-- start --

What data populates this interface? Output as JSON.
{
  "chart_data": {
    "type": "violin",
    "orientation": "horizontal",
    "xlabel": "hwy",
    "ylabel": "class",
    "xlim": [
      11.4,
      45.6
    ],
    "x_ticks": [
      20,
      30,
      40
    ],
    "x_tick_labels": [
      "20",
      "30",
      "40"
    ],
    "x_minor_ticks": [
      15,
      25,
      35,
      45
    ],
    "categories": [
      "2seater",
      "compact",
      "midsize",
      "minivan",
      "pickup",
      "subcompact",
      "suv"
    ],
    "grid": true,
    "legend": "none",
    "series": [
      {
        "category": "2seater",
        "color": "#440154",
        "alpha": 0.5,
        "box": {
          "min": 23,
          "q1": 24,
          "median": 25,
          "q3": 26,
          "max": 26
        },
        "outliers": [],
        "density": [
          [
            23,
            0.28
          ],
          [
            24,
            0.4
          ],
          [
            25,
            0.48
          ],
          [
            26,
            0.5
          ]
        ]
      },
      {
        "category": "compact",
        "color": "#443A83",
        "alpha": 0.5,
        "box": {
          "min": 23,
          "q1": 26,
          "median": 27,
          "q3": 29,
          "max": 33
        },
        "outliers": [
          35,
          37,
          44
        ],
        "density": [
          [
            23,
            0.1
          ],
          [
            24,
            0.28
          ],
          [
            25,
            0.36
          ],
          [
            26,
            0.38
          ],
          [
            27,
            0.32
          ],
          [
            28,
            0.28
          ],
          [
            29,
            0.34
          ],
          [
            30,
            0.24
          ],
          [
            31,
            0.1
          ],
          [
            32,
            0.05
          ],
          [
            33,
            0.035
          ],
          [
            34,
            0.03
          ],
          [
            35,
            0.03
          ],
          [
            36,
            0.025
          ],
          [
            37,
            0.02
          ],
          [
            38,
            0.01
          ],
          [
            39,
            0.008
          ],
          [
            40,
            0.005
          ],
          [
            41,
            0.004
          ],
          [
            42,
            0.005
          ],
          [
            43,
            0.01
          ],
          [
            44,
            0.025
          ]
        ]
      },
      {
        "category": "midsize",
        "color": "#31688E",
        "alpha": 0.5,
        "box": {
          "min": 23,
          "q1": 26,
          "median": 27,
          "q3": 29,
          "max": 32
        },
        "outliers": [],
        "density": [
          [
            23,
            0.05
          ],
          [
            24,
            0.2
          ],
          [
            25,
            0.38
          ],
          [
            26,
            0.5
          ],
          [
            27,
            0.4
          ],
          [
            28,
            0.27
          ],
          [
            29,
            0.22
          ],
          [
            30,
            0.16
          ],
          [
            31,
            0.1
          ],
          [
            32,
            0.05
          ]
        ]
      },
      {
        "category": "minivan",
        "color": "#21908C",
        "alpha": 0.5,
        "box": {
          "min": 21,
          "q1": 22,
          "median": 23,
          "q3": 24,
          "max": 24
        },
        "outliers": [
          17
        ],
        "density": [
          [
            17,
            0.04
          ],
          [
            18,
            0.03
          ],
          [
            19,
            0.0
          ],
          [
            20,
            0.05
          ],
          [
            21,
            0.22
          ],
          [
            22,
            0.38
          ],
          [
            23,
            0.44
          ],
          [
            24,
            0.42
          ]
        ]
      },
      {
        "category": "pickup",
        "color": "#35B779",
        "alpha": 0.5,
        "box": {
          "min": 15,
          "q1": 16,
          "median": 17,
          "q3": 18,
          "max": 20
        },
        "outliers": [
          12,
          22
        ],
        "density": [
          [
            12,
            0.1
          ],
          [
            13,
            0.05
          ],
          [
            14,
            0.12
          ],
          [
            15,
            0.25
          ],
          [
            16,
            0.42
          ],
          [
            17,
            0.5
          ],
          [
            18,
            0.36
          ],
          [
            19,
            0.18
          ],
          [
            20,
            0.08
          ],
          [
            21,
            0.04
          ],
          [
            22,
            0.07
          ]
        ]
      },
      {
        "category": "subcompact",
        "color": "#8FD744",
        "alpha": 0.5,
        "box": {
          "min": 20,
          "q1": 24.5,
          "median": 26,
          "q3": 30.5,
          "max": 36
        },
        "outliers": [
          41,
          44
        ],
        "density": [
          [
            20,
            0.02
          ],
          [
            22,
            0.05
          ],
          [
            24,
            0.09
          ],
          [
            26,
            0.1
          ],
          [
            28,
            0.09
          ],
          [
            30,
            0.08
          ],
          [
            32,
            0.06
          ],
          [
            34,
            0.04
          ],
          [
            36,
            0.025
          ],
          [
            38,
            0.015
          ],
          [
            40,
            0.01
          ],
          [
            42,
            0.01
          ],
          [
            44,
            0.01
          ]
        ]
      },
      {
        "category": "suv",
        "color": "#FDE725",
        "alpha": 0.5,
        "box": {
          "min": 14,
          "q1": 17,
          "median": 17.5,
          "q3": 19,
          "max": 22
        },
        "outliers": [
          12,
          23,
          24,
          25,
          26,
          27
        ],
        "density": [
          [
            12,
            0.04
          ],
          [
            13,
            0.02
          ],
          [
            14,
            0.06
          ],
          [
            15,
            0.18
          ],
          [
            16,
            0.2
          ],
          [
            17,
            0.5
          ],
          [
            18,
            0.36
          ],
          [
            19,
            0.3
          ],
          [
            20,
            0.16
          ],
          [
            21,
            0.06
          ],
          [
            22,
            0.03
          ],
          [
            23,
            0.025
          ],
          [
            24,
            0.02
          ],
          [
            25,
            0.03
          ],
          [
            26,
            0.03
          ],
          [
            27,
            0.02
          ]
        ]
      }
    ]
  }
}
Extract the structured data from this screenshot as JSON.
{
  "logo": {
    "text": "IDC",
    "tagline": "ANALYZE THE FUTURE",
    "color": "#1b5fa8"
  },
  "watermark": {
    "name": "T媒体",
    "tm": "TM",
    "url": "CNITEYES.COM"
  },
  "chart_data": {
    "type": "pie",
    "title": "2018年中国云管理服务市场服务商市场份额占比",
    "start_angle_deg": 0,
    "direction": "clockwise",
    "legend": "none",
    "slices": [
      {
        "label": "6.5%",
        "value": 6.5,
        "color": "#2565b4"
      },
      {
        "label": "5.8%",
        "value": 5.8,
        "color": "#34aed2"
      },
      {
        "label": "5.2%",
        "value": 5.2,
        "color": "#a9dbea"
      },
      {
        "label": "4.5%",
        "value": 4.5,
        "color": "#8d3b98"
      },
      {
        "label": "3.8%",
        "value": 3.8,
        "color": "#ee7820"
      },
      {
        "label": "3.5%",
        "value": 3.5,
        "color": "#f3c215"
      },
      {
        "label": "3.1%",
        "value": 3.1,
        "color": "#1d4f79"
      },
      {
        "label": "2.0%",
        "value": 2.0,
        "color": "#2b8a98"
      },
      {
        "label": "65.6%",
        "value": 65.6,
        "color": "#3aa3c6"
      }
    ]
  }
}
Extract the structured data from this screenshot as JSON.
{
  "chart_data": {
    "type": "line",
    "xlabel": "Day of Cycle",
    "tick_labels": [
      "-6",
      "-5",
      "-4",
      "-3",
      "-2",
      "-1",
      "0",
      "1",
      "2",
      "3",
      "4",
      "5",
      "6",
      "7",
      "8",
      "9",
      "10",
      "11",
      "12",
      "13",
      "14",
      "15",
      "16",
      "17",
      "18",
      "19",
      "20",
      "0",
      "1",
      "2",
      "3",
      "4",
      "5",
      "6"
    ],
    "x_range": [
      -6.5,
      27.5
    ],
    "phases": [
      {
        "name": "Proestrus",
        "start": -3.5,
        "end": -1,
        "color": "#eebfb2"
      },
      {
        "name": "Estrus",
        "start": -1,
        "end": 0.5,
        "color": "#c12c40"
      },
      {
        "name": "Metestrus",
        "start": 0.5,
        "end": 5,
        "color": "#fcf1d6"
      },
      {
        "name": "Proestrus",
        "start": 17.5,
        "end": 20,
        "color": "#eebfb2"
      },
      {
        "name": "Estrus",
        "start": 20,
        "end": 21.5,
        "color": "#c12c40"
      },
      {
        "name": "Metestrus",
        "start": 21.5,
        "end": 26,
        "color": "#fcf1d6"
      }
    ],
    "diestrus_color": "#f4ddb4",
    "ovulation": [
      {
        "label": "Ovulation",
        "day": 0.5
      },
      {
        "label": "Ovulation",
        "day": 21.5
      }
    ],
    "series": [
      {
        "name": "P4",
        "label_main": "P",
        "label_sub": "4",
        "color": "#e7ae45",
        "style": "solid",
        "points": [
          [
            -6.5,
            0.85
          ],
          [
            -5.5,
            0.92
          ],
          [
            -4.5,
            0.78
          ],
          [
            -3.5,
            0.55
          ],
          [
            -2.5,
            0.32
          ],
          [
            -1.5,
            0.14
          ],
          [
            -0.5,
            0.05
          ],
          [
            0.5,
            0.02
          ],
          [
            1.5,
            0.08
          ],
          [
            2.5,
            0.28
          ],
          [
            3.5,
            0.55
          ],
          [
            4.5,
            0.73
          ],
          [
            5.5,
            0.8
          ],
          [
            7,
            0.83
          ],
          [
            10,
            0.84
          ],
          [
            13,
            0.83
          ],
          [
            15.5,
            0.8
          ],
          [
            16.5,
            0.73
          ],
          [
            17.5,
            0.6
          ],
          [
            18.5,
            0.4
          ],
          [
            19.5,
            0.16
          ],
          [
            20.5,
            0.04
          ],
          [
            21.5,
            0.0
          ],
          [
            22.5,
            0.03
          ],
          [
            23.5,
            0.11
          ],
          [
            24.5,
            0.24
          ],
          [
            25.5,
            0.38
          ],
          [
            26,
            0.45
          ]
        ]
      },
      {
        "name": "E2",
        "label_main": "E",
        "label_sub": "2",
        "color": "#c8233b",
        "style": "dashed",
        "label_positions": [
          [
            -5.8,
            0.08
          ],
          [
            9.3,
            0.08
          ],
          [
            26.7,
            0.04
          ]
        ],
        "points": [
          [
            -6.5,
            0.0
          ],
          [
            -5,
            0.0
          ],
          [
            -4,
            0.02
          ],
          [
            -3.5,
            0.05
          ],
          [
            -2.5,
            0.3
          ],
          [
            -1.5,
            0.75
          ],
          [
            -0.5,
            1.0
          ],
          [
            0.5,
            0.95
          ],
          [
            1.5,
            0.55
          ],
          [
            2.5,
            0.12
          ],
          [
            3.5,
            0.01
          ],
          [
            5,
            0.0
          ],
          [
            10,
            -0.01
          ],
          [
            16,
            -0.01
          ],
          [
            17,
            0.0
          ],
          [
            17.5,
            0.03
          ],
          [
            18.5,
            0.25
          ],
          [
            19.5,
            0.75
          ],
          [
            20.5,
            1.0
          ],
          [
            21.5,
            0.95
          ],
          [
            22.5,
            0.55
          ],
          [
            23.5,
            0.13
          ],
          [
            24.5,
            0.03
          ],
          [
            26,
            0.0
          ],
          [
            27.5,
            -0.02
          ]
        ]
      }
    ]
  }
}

-- end --

= Stated problem =
Report each line in the data that holds the word "median".

= Problem solution =
          "median": 25,
          "median": 27,
          "median": 27,
          "median": 23,
          "median": 17,
          "median": 26,
          "median": 17.5,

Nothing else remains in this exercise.